------ Extracted material ------
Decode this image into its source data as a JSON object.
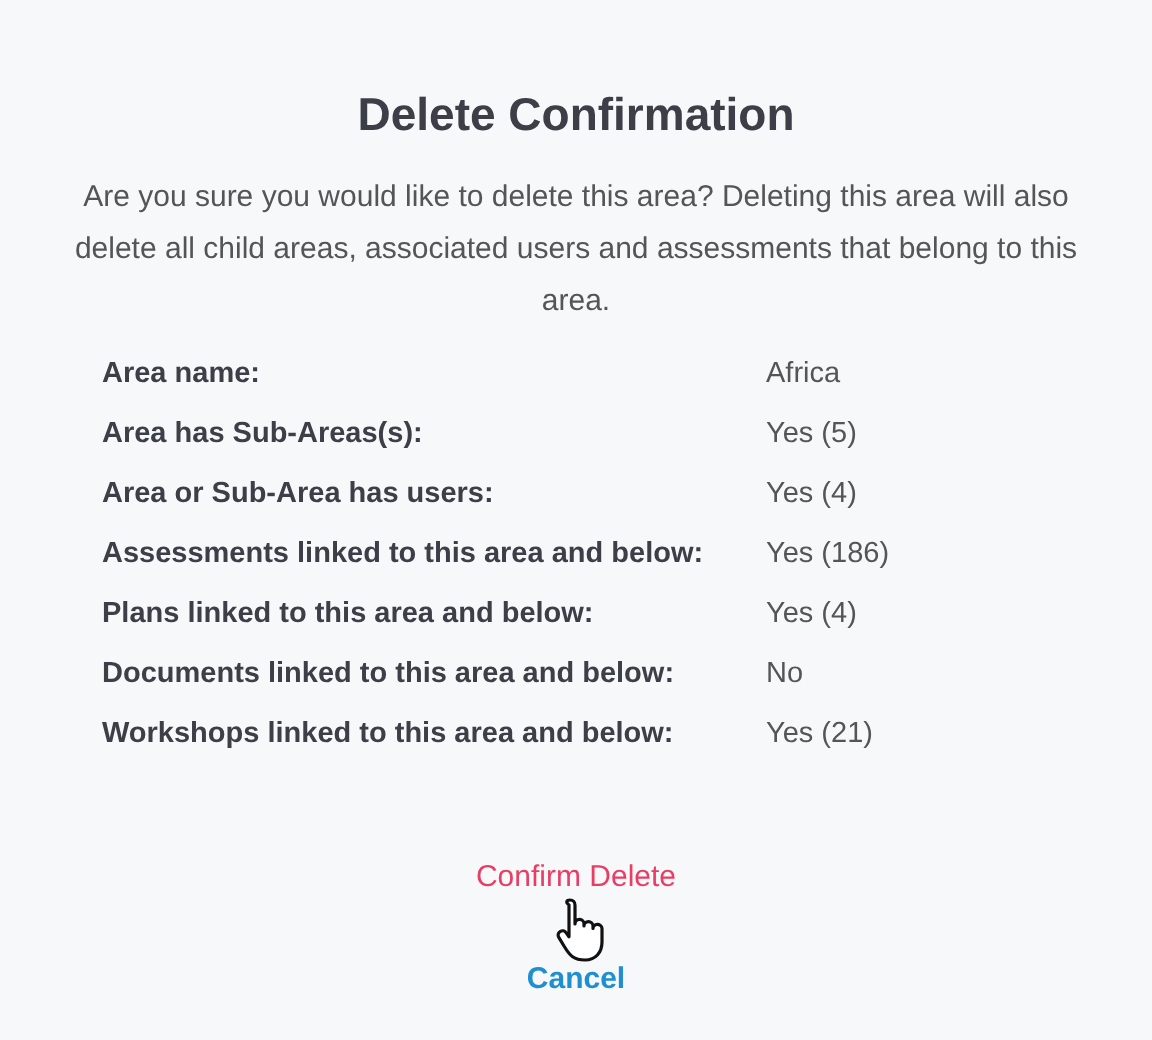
{
  "dialog": {
    "title": "Delete Confirmation",
    "message": "Are you sure you would like to delete this area? Deleting this area will also delete all child areas, associated users and assessments that belong to this area.",
    "details": [
      {
        "label": "Area name:",
        "value": "Africa"
      },
      {
        "label": "Area has Sub-Areas(s):",
        "value": "Yes (5)"
      },
      {
        "label": "Area or Sub-Area has users:",
        "value": "Yes (4)"
      },
      {
        "label": "Assessments linked to this area and below:",
        "value": "Yes (186)"
      },
      {
        "label": "Plans linked to this area and below:",
        "value": "Yes (4)"
      },
      {
        "label": "Documents linked to this area and below:",
        "value": "No"
      },
      {
        "label": "Workshops linked to this area and below:",
        "value": "Yes (21)"
      }
    ],
    "actions": [
      {
        "label": "Confirm Delete",
        "kind": "danger"
      },
      {
        "label": "Cancel",
        "kind": "primary"
      }
    ]
  }
}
------
Identify each line of the material where the word "this" shows up, and copy it.

Decode this image into its source data as a JSON object.
    "message": "Are you sure you would like to delete this area? Deleting this area will also delete all child areas, associated users and assessments that belong to this area.",
        "label": "Assessments linked to this area and below:",
        "label": "Plans linked to this area and below:",
        "label": "Documents linked to this area and below:",
        "label": "Workshops linked to this area and below:",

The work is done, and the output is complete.